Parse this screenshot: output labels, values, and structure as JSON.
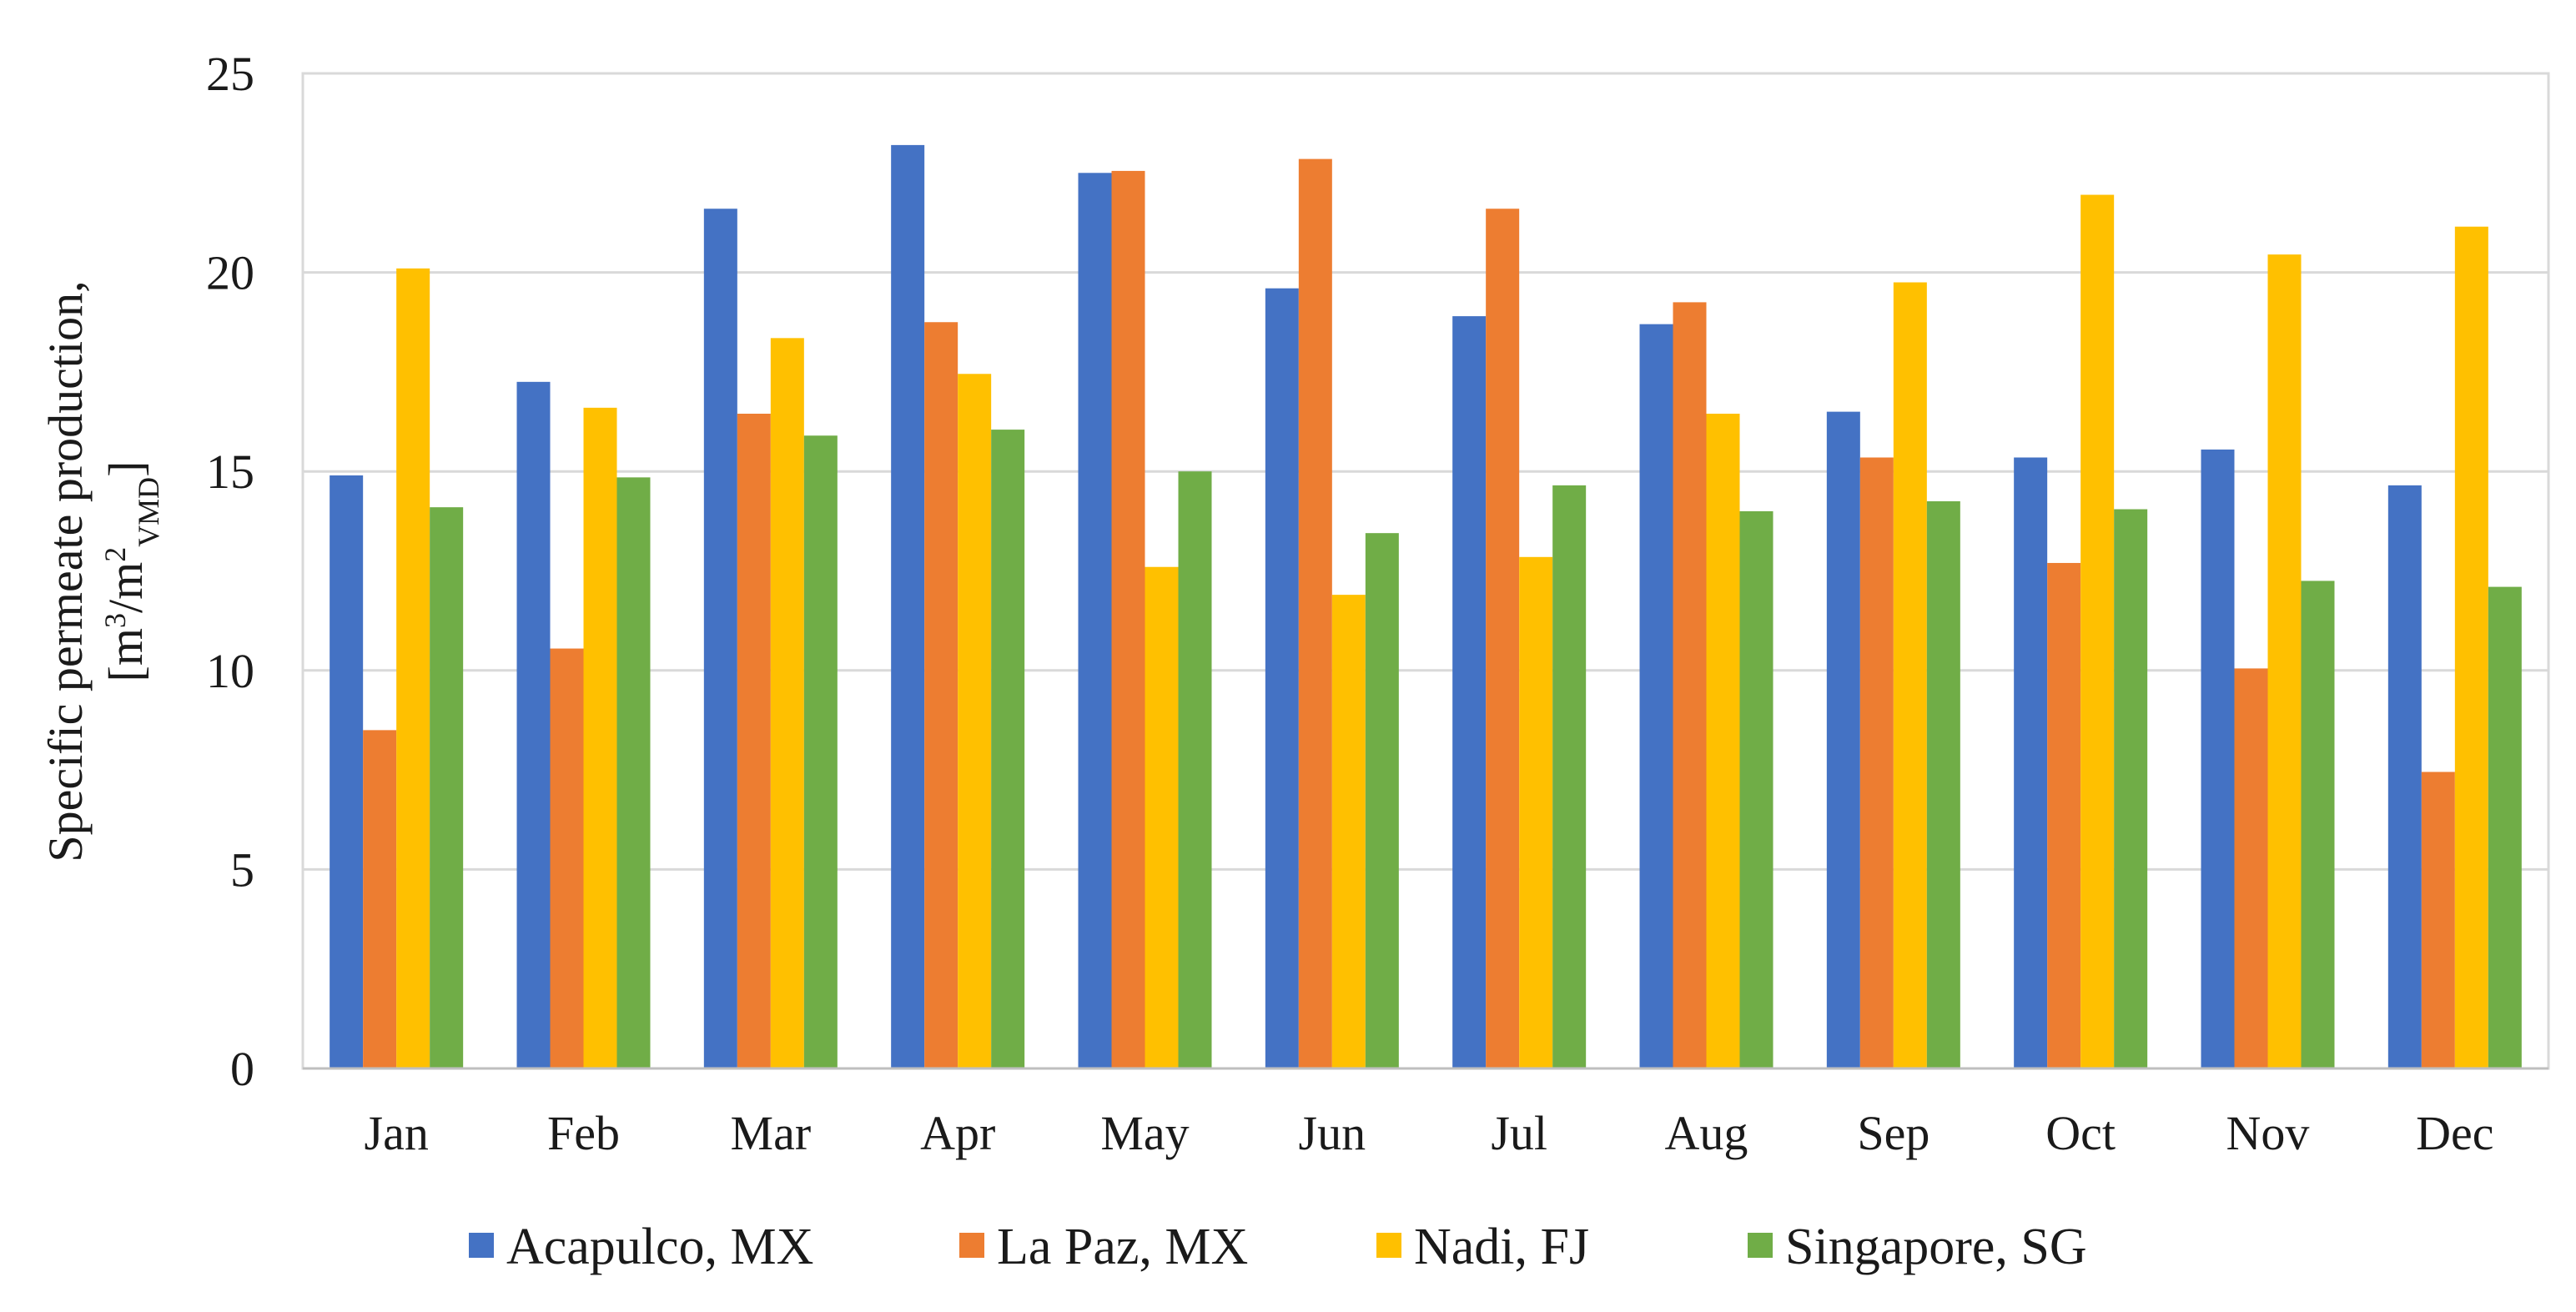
{
  "chart_data": {
    "type": "bar",
    "categories": [
      "Jan",
      "Feb",
      "Mar",
      "Apr",
      "May",
      "Jun",
      "Jul",
      "Aug",
      "Sep",
      "Oct",
      "Nov",
      "Dec"
    ],
    "series": [
      {
        "name": "Acapulco, MX",
        "color": "#4472C4",
        "values": [
          14.9,
          17.25,
          21.6,
          23.2,
          22.5,
          19.6,
          18.9,
          18.7,
          16.5,
          15.35,
          15.55,
          14.65
        ]
      },
      {
        "name": "La Paz, MX",
        "color": "#ED7D31",
        "values": [
          8.5,
          10.55,
          16.45,
          18.75,
          22.55,
          22.85,
          21.6,
          19.25,
          15.35,
          12.7,
          10.05,
          7.45
        ]
      },
      {
        "name": "Nadi, FJ",
        "color": "#FFC000",
        "values": [
          20.1,
          16.6,
          18.35,
          17.45,
          12.6,
          11.9,
          12.85,
          16.45,
          19.75,
          21.95,
          20.45,
          21.15
        ]
      },
      {
        "name": "Singapore, SG",
        "color": "#70AD47",
        "values": [
          14.1,
          14.85,
          15.9,
          16.05,
          15.0,
          13.45,
          14.65,
          14.0,
          14.25,
          14.05,
          12.25,
          12.1
        ]
      }
    ],
    "yticks": [
      "0",
      "5",
      "10",
      "15",
      "20",
      "25"
    ],
    "ylim": [
      0,
      25
    ],
    "ylabel": {
      "line1": "Specific permeate production,",
      "open": "[m",
      "sup1": "3",
      "mid": "/m",
      "sup2": "2",
      "sub": "VMD",
      "close": "]"
    },
    "xlabel": "",
    "title": "",
    "grid": true,
    "legend_position": "bottom"
  }
}
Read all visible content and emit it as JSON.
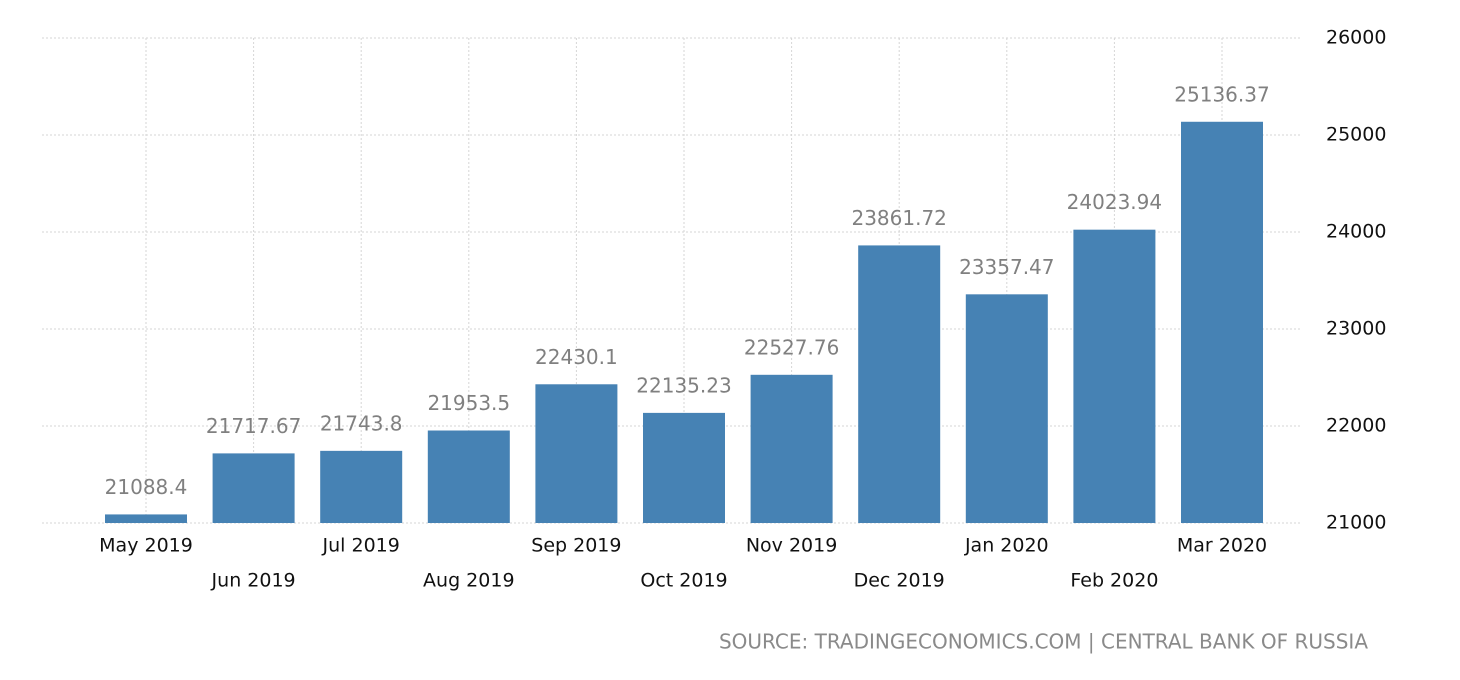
{
  "chart_data": {
    "type": "bar",
    "categories": [
      "May 2019",
      "Jun 2019",
      "Jul 2019",
      "Aug 2019",
      "Sep 2019",
      "Oct 2019",
      "Nov 2019",
      "Dec 2019",
      "Jan 2020",
      "Feb 2020",
      "Mar 2020"
    ],
    "values": [
      21088.4,
      21717.67,
      21743.8,
      21953.5,
      22430.1,
      22135.23,
      22527.76,
      23861.72,
      23357.47,
      24023.94,
      25136.37
    ],
    "color": "#4682b4",
    "ylim": [
      21000,
      26000
    ],
    "yticks": [
      21000,
      22000,
      23000,
      24000,
      25000,
      26000
    ],
    "grid": true,
    "source": "SOURCE: TRADINGECONOMICS.COM | CENTRAL BANK OF RUSSIA"
  }
}
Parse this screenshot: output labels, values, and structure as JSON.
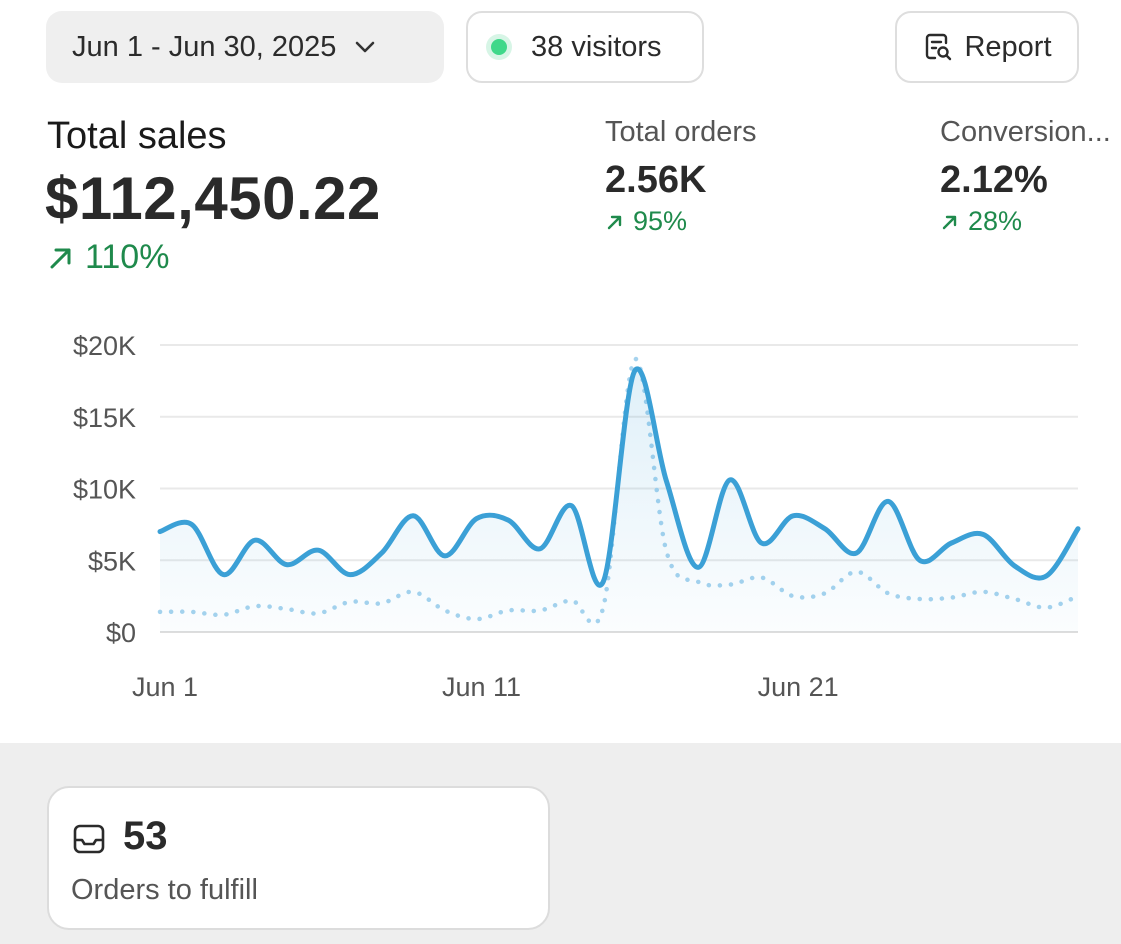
{
  "toolbar": {
    "date_range": "Jun 1 - Jun 30, 2025",
    "visitors": "38 visitors",
    "report_label": "Report"
  },
  "metrics": {
    "total_sales": {
      "label": "Total sales",
      "value": "$112,450.22",
      "change": "110%"
    },
    "total_orders": {
      "label": "Total orders",
      "value": "2.56K",
      "change": "95%"
    },
    "conversion": {
      "label": "Conversion...",
      "value": "2.12%",
      "change": "28%"
    }
  },
  "colors": {
    "accent": "#3ba0d6",
    "comparison": "#a6d3ee",
    "positive": "#1f8a4c",
    "live": "#3fd88a"
  },
  "icons": {
    "date_dropdown": "chevron-down-icon",
    "live_status": "live-dot-icon",
    "report": "report-search-icon",
    "change": "arrow-up-right-icon",
    "orders": "inbox-icon"
  },
  "chart_data": {
    "type": "line",
    "x": [
      1,
      2,
      3,
      4,
      5,
      6,
      7,
      8,
      9,
      10,
      11,
      12,
      13,
      14,
      15,
      16,
      17,
      18,
      19,
      20,
      21,
      22,
      23,
      24,
      25,
      26,
      27,
      28,
      29,
      30
    ],
    "x_ticks": [
      {
        "x": 1,
        "label": "Jun 1"
      },
      {
        "x": 11,
        "label": "Jun 11"
      },
      {
        "x": 21,
        "label": "Jun 21"
      }
    ],
    "y_ticks": [
      {
        "y": 0,
        "label": "$0"
      },
      {
        "y": 5000,
        "label": "$5K"
      },
      {
        "y": 10000,
        "label": "$10K"
      },
      {
        "y": 15000,
        "label": "$15K"
      },
      {
        "y": 20000,
        "label": "$20K"
      }
    ],
    "ylim": [
      0,
      20000
    ],
    "xlim": [
      1,
      30
    ],
    "grid": true,
    "series": [
      {
        "style": "solid",
        "values": [
          7000,
          7500,
          4000,
          6400,
          4700,
          5700,
          4000,
          5500,
          8100,
          5300,
          7900,
          7800,
          5800,
          8800,
          3500,
          18200,
          10500,
          4500,
          10600,
          6200,
          8100,
          7200,
          5500,
          9100,
          5000,
          6200,
          6800,
          4600,
          3900,
          7200
        ]
      },
      {
        "style": "dotted",
        "values": [
          1400,
          1400,
          1200,
          1800,
          1600,
          1300,
          2100,
          2000,
          2800,
          1500,
          900,
          1500,
          1500,
          2200,
          1700,
          19000,
          5600,
          3500,
          3300,
          3800,
          2500,
          2700,
          4200,
          2700,
          2300,
          2400,
          2800,
          2300,
          1700,
          2500
        ]
      }
    ]
  },
  "fulfill": {
    "count": "53",
    "label": "Orders to fulfill"
  }
}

______________________________

→ OBJECTIVE: Output the records above exactly; leave out the pictures.

→ COMPLETE OUTPUT:
Parse this screenshot: output labels, values, and structure as JSON.
{
  "chart_data": {
    "type": "bar",
    "categories": [
      "Jan",
      "Feb",
      "Mar",
      "Apr",
      "May",
      "Jun",
      "Jul",
      "Aug",
      "Sep",
      "Oct",
      "Nov",
      "Dec"
    ],
    "series": [
      {
        "name": "Acapulco, MX",
        "color": "#4472C4",
        "values": [
          14.9,
          17.25,
          21.6,
          23.2,
          22.5,
          19.6,
          18.9,
          18.7,
          16.5,
          15.35,
          15.55,
          14.65
        ]
      },
      {
        "name": "La Paz, MX",
        "color": "#ED7D31",
        "values": [
          8.5,
          10.55,
          16.45,
          18.75,
          22.55,
          22.85,
          21.6,
          19.25,
          15.35,
          12.7,
          10.05,
          7.45
        ]
      },
      {
        "name": "Nadi, FJ",
        "color": "#FFC000",
        "values": [
          20.1,
          16.6,
          18.35,
          17.45,
          12.6,
          11.9,
          12.85,
          16.45,
          19.75,
          21.95,
          20.45,
          21.15
        ]
      },
      {
        "name": "Singapore, SG",
        "color": "#70AD47",
        "values": [
          14.1,
          14.85,
          15.9,
          16.05,
          15.0,
          13.45,
          14.65,
          14.0,
          14.25,
          14.05,
          12.25,
          12.1
        ]
      }
    ],
    "yticks": [
      "0",
      "5",
      "10",
      "15",
      "20",
      "25"
    ],
    "ylim": [
      0,
      25
    ],
    "ylabel": {
      "line1": "Specific permeate production,",
      "open": "[m",
      "sup1": "3",
      "mid": "/m",
      "sup2": "2",
      "sub": "VMD",
      "close": "]"
    },
    "xlabel": "",
    "title": "",
    "grid": true,
    "legend_position": "bottom"
  }
}
Read all visible content and emit it as JSON.
{
  "chart_data": {
    "type": "bar",
    "categories": [
      "May 2019",
      "Jun 2019",
      "Jul 2019",
      "Aug 2019",
      "Sep 2019",
      "Oct 2019",
      "Nov 2019",
      "Dec 2019",
      "Jan 2020",
      "Feb 2020",
      "Mar 2020"
    ],
    "values": [
      21088.4,
      21717.67,
      21743.8,
      21953.5,
      22430.1,
      22135.23,
      22527.76,
      23861.72,
      23357.47,
      24023.94,
      25136.37
    ],
    "color": "#4682b4",
    "ylim": [
      21000,
      26000
    ],
    "yticks": [
      21000,
      22000,
      23000,
      24000,
      25000,
      26000
    ],
    "grid": true,
    "source": "SOURCE: TRADINGECONOMICS.COM | CENTRAL BANK OF RUSSIA"
  }
}
Parse this screenshot: output labels, values, and structure as JSON.
{
  "toolbar": {
    "date_range": "Jun 1 - Jun 30, 2025",
    "visitors": "38 visitors",
    "report_label": "Report"
  },
  "metrics": {
    "total_sales": {
      "label": "Total sales",
      "value": "$112,450.22",
      "change": "110%"
    },
    "total_orders": {
      "label": "Total orders",
      "value": "2.56K",
      "change": "95%"
    },
    "conversion": {
      "label": "Conversion...",
      "value": "2.12%",
      "change": "28%"
    }
  },
  "colors": {
    "accent": "#3ba0d6",
    "comparison": "#a6d3ee",
    "positive": "#1f8a4c",
    "live": "#3fd88a"
  },
  "icons": {
    "date_dropdown": "chevron-down-icon",
    "live_status": "live-dot-icon",
    "report": "report-search-icon",
    "change": "arrow-up-right-icon",
    "orders": "inbox-icon"
  },
  "chart_data": {
    "type": "line",
    "x": [
      1,
      2,
      3,
      4,
      5,
      6,
      7,
      8,
      9,
      10,
      11,
      12,
      13,
      14,
      15,
      16,
      17,
      18,
      19,
      20,
      21,
      22,
      23,
      24,
      25,
      26,
      27,
      28,
      29,
      30
    ],
    "x_ticks": [
      {
        "x": 1,
        "label": "Jun 1"
      },
      {
        "x": 11,
        "label": "Jun 11"
      },
      {
        "x": 21,
        "label": "Jun 21"
      }
    ],
    "y_ticks": [
      {
        "y": 0,
        "label": "$0"
      },
      {
        "y": 5000,
        "label": "$5K"
      },
      {
        "y": 10000,
        "label": "$10K"
      },
      {
        "y": 15000,
        "label": "$15K"
      },
      {
        "y": 20000,
        "label": "$20K"
      }
    ],
    "ylim": [
      0,
      20000
    ],
    "xlim": [
      1,
      30
    ],
    "grid": true,
    "series": [
      {
        "style": "solid",
        "values": [
          7000,
          7500,
          4000,
          6400,
          4700,
          5700,
          4000,
          5500,
          8100,
          5300,
          7900,
          7800,
          5800,
          8800,
          3500,
          18200,
          10500,
          4500,
          10600,
          6200,
          8100,
          7200,
          5500,
          9100,
          5000,
          6200,
          6800,
          4600,
          3900,
          7200
        ]
      },
      {
        "style": "dotted",
        "values": [
          1400,
          1400,
          1200,
          1800,
          1600,
          1300,
          2100,
          2000,
          2800,
          1500,
          900,
          1500,
          1500,
          2200,
          1700,
          19000,
          5600,
          3500,
          3300,
          3800,
          2500,
          2700,
          4200,
          2700,
          2300,
          2400,
          2800,
          2300,
          1700,
          2500
        ]
      }
    ]
  },
  "fulfill": {
    "count": "53",
    "label": "Orders to fulfill"
  }
}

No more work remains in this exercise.